Job: Return the records in full, exactly as given.

Records shown:
>> BEGIN
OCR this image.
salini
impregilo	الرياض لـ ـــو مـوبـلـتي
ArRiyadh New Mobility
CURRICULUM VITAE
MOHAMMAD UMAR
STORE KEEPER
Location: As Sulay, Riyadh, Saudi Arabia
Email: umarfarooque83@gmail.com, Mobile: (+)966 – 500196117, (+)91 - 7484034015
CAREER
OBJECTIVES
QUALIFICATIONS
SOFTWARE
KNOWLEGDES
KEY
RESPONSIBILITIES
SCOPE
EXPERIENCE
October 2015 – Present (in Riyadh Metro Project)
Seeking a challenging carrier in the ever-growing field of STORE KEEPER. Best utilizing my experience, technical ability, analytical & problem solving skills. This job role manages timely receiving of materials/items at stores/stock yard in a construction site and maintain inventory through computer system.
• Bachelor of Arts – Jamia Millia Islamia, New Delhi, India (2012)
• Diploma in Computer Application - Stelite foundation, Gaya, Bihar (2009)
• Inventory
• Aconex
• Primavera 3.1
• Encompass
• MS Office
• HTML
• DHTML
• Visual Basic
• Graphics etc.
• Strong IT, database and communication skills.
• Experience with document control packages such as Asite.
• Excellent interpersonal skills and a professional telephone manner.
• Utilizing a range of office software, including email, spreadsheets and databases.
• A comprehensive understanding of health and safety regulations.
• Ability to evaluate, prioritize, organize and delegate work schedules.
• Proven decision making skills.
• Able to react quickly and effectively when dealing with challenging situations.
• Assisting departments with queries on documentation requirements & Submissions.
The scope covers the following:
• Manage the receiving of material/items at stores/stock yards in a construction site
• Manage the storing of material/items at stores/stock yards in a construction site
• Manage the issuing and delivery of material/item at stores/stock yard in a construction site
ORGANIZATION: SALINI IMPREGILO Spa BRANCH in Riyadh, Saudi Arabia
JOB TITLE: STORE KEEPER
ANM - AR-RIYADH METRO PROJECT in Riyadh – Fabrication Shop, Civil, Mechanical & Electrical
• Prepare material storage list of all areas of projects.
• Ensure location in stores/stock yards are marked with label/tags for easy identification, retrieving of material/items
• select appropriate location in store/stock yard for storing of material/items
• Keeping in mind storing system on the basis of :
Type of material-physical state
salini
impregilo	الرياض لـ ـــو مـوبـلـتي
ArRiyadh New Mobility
>> END
Exercise result:
OCR this image.
salini
impregilo	الرياض لـ ـــو مـوبـلـتي
ArRiyadh New Mobility
CURRICULUM VITAE
MOHAMMAD UMAR
STORE KEEPER
Location: As Sulay, Riyadh, Saudi Arabia
Email: umarfarooque83@gmail.com, Mobile: (+)966 – 500196117, (+)91 - 7484034015
CAREER
OBJECTIVES
QUALIFICATIONS
SOFTWARE
KNOWLEGDES
KEY
RESPONSIBILITIES
SCOPE
EXPERIENCE
October 2015 – Present (in Riyadh Metro Project)
Seeking a challenging carrier in the ever-growing field of STORE KEEPER. Best utilizing my experience, technical ability, analytical & problem solving skills. This job role manages timely receiving of materials/items at stores/stock yard in a construction site and maintain inventory through computer system.
• Bachelor of Arts – Jamia Millia Islamia, New Delhi, India (2012)
• Diploma in Computer Application - Stelite foundation, Gaya, Bihar (2009)
• Inventory
• Aconex
• Primavera 3.1
• Encompass
• MS Office
• HTML
• DHTML
• Visual Basic
• Graphics etc.
• Strong IT, database and communication skills.
• Experience with document control packages such as Asite.
• Excellent interpersonal skills and a professional telephone manner.
• Utilizing a range of office software, including email, spreadsheets and databases.
• A comprehensive understanding of health and safety regulations.
• Ability to evaluate, prioritize, organize and delegate work schedules.
• Proven decision making skills.
• Able to react quickly and effectively when dealing with challenging situations.
• Assisting departments with queries on documentation requirements & Submissions.
The scope covers the following:
• Manage the receiving of material/items at stores/stock yards in a construction site
• Manage the storing of material/items at stores/stock yards in a construction site
• Manage the issuing and delivery of material/item at stores/stock yard in a construction site
ORGANIZATION: SALINI IMPREGILO Spa BRANCH in Riyadh, Saudi Arabia
JOB TITLE: STORE KEEPER
ANM - AR-RIYADH METRO PROJECT in Riyadh – Fabrication Shop, Civil, Mechanical & Electrical
• Prepare material storage list of all areas of projects.
• Ensure location in stores/stock yards are marked with label/tags for easy identification, retrieving of material/items
• select appropriate location in store/stock yard for storing of material/items
• Keeping in mind storing system on the basis of :
Type of material-physical state
salini
impregilo	الرياض لـ ـــو مـوبـلـتي
ArRiyadh New Mobility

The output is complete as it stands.